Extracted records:

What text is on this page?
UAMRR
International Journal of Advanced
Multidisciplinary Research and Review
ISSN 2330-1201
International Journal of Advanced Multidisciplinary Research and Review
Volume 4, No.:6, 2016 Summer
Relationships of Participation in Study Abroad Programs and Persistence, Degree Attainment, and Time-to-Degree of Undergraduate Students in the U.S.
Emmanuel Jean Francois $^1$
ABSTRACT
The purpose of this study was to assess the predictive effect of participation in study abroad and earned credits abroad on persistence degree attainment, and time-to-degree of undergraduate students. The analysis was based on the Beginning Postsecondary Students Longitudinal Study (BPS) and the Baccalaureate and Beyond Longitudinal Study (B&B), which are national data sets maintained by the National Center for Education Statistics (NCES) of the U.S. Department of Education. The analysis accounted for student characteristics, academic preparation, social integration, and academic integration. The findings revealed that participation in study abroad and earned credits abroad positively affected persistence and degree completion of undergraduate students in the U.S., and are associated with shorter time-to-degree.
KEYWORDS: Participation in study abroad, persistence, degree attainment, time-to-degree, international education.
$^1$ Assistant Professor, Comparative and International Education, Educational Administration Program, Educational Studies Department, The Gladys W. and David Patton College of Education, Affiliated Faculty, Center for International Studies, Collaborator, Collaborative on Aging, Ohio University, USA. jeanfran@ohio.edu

Work to be completed ▸
Extract the whole listing, character for character.

Completed task ▸
What text is on this page?
UAMRR
International Journal of Advanced
Multidisciplinary Research and Review
ISSN 2330-1201
International Journal of Advanced Multidisciplinary Research and Review
Volume 4, No.:6, 2016 Summer
Relationships of Participation in Study Abroad Programs and Persistence, Degree Attainment, and Time-to-Degree of Undergraduate Students in the U.S.
Emmanuel Jean Francois $^1$
ABSTRACT
The purpose of this study was to assess the predictive effect of participation in study abroad and earned credits abroad on persistence degree attainment, and time-to-degree of undergraduate students. The analysis was based on the Beginning Postsecondary Students Longitudinal Study (BPS) and the Baccalaureate and Beyond Longitudinal Study (B&B), which are national data sets maintained by the National Center for Education Statistics (NCES) of the U.S. Department of Education. The analysis accounted for student characteristics, academic preparation, social integration, and academic integration. The findings revealed that participation in study abroad and earned credits abroad positively affected persistence and degree completion of undergraduate students in the U.S., and are associated with shorter time-to-degree.
KEYWORDS: Participation in study abroad, persistence, degree attainment, time-to-degree, international education.
$^1$ Assistant Professor, Comparative and International Education, Educational Administration Program, Educational Studies Department, The Gladys W. and David Patton College of Education, Affiliated Faculty, Center for International Studies, Collaborator, Collaborative on Aging, Ohio University, USA. jeanfran@ohio.edu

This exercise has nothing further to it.